Exercise goal –
The entries below should be given again exactly, minus their pictures.
┌──
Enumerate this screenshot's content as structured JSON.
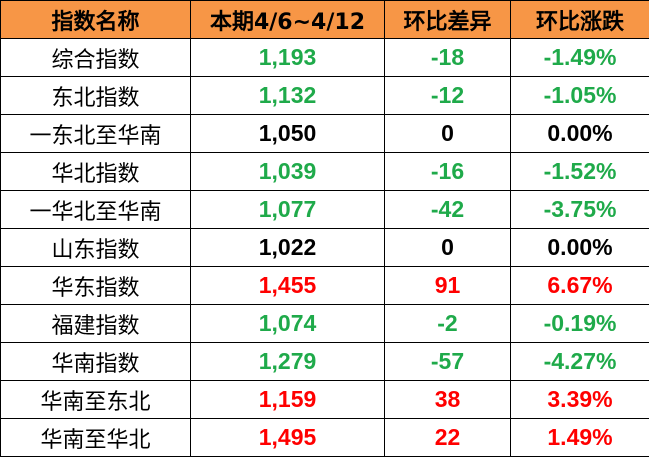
{
  "table": {
    "header_color": "#f79646",
    "header": [
      "指数名称",
      "本期4/6~4/12",
      "环比差异",
      "环比涨跌"
    ],
    "rows": [
      {
        "name": "综合指数",
        "values": [
          "1,193",
          "-18",
          "-1.49%"
        ],
        "color": "#1faa4a"
      },
      {
        "name": "东北指数",
        "values": [
          "1,132",
          "-12",
          "-1.05%"
        ],
        "color": "#1faa4a"
      },
      {
        "name": "一东北至华南",
        "values": [
          "1,050",
          "0",
          "0.00%"
        ],
        "color": "#000000"
      },
      {
        "name": "华北指数",
        "values": [
          "1,039",
          "-16",
          "-1.52%"
        ],
        "color": "#1faa4a"
      },
      {
        "name": "一华北至华南",
        "values": [
          "1,077",
          "-42",
          "-3.75%"
        ],
        "color": "#1faa4a"
      },
      {
        "name": "山东指数",
        "values": [
          "1,022",
          "0",
          "0.00%"
        ],
        "color": "#000000"
      },
      {
        "name": "华东指数",
        "values": [
          "1,455",
          "91",
          "6.67%"
        ],
        "color": "#ff0000"
      },
      {
        "name": "福建指数",
        "values": [
          "1,074",
          "-2",
          "-0.19%"
        ],
        "color": "#1faa4a"
      },
      {
        "name": "华南指数",
        "values": [
          "1,279",
          "-57",
          "-4.27%"
        ],
        "color": "#1faa4a"
      },
      {
        "name": "华南至东北",
        "values": [
          "1,159",
          "38",
          "3.39%"
        ],
        "color": "#ff0000"
      },
      {
        "name": "华南至华北",
        "values": [
          "1,495",
          "22",
          "1.49%"
        ],
        "color": "#ff0000"
      }
    ]
  }
}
└──
Answer to the exercise –
Enumerate this screenshot's content as structured JSON.
{
  "table": {
    "header_color": "#f79646",
    "header": [
      "指数名称",
      "本期4/6~4/12",
      "环比差异",
      "环比涨跌"
    ],
    "rows": [
      {
        "name": "综合指数",
        "values": [
          "1,193",
          "-18",
          "-1.49%"
        ],
        "color": "#1faa4a"
      },
      {
        "name": "东北指数",
        "values": [
          "1,132",
          "-12",
          "-1.05%"
        ],
        "color": "#1faa4a"
      },
      {
        "name": "一东北至华南",
        "values": [
          "1,050",
          "0",
          "0.00%"
        ],
        "color": "#000000"
      },
      {
        "name": "华北指数",
        "values": [
          "1,039",
          "-16",
          "-1.52%"
        ],
        "color": "#1faa4a"
      },
      {
        "name": "一华北至华南",
        "values": [
          "1,077",
          "-42",
          "-3.75%"
        ],
        "color": "#1faa4a"
      },
      {
        "name": "山东指数",
        "values": [
          "1,022",
          "0",
          "0.00%"
        ],
        "color": "#000000"
      },
      {
        "name": "华东指数",
        "values": [
          "1,455",
          "91",
          "6.67%"
        ],
        "color": "#ff0000"
      },
      {
        "name": "福建指数",
        "values": [
          "1,074",
          "-2",
          "-0.19%"
        ],
        "color": "#1faa4a"
      },
      {
        "name": "华南指数",
        "values": [
          "1,279",
          "-57",
          "-4.27%"
        ],
        "color": "#1faa4a"
      },
      {
        "name": "华南至东北",
        "values": [
          "1,159",
          "38",
          "3.39%"
        ],
        "color": "#ff0000"
      },
      {
        "name": "华南至华北",
        "values": [
          "1,495",
          "22",
          "1.49%"
        ],
        "color": "#ff0000"
      }
    ]
  }
}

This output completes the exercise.